Between the US and UK, there is wide gap between AI infrastructure consisting of chips, data centers and software models that power the AI tools. Almost 75 per cent of the supercomputers used in AI space are owned by the US, as against 15 per cent by China and the rest 10 per cent distributed elsewhere. In computer capacity, the UK holds 3 per cent of the world’s compute capacity. It comes to 1.8 gigawatts. The UK is expected to reach six gigawatts by 2030. A single Facebook project in Louisiana matches this capacity. It is necessary for the UK to operate with its own facilities in the midst of market disruption.
There is a global race to build the most powerful AI models, and the issue is settled in favour of OpenAI, Google, DeepSeek and Anthropic. At this frontier, it is not possible for any other country except the US and China to be competitive. There could be some thinking whether funds should be spent on the training front. The UK has earmarked 1 billion pounds for training capacity. The funds could be spent elsewhere.

*DATA UNDER STUDY*.
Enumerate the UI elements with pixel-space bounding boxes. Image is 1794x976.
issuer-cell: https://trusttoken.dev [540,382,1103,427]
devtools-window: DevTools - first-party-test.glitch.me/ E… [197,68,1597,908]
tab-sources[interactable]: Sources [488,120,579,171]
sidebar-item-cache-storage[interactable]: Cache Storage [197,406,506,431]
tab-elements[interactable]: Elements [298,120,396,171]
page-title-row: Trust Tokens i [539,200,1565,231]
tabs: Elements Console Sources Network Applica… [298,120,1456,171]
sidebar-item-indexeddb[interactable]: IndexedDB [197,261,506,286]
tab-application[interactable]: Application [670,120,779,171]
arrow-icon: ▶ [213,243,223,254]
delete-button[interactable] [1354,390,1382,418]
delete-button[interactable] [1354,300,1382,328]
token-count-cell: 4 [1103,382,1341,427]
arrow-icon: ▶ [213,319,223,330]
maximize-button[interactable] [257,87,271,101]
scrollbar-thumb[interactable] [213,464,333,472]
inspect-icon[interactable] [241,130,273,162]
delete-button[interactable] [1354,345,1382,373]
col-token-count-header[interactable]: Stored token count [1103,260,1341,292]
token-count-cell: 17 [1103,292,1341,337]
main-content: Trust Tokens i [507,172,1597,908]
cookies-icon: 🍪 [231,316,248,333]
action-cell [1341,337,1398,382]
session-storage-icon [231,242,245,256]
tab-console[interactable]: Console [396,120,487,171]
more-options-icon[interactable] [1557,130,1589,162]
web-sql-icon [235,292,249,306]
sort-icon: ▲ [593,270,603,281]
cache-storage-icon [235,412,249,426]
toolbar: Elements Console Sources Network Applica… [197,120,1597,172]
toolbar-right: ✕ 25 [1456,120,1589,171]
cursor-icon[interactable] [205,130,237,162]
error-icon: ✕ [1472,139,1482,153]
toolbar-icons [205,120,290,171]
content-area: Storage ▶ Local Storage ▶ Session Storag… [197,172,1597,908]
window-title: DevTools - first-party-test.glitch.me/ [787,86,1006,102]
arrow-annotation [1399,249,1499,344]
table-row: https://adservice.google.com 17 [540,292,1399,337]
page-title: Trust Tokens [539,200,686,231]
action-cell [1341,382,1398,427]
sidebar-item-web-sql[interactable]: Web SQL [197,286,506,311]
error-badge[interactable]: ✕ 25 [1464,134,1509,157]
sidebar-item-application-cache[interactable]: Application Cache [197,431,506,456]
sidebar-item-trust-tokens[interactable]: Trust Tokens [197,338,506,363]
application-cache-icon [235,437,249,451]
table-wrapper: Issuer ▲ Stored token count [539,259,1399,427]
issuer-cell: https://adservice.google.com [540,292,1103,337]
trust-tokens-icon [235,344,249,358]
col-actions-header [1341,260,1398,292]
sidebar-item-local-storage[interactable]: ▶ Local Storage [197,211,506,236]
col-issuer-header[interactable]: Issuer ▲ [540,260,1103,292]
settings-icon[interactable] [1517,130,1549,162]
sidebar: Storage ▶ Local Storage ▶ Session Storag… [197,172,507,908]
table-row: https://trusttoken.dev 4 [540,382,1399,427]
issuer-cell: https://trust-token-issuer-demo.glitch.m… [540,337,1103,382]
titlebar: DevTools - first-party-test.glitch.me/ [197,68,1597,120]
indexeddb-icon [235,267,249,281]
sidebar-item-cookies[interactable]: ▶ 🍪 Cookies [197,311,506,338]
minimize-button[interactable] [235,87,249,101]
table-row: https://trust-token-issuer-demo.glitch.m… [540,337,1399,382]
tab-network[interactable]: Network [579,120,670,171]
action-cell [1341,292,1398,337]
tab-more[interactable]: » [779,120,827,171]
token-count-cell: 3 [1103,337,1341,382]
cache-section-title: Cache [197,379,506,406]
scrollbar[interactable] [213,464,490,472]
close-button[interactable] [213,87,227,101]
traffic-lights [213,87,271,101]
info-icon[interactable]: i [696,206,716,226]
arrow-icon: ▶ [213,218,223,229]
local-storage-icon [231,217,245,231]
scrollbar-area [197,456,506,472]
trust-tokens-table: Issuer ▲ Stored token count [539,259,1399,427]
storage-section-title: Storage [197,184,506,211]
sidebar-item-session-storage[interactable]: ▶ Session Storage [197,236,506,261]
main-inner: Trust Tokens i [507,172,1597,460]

*TASK INSTRUCTIONS*.
- A) In the passage on AI compute capacity, rewrite the part that begins at the words "Between the US" and stops after "of market disruption.", putting "GW" wherever "gigawatts" appears.
- B) Extend the passage on AI compute capacity in the US, China and the UK beyond its final sentence.

*PER-TASK ANSWERS*.
- A)
Between the US and UK, there is wide gap between AI infrastructure consisting of chips, data centers and software models that power the AI tools. Almost 75 per cent of the supercomputers used in AI space are owned by the US, as against 15 per cent by China and the rest 10 per cent distributed elsewhere. In computer capacity, the UK holds 3 per cent of the world’s compute capacity. It comes to 1.8 GW. The UK is expected to reach six GW by 2030. A single Facebook project in Louisiana matches this capacity. It is necessary for the UK to operate with its own facilities in the midst of market disruption.

- B)
It is wiser for the UK to build on server facilities that run on AI services. This space is called inference in AI field. Google is funding a data center 20 miles north of central London. The UK startups — Synthesia, Poly.ai, Wexler — cater to the needs of legal firms or training and marketing services. The well-heated finance industry in the UK and Europe should finance the local startups. There is no need to fight entrenched US tech firms. The UK and European nations should leverage the infrastructure to create new firms, and stimulate innovations for the longer term.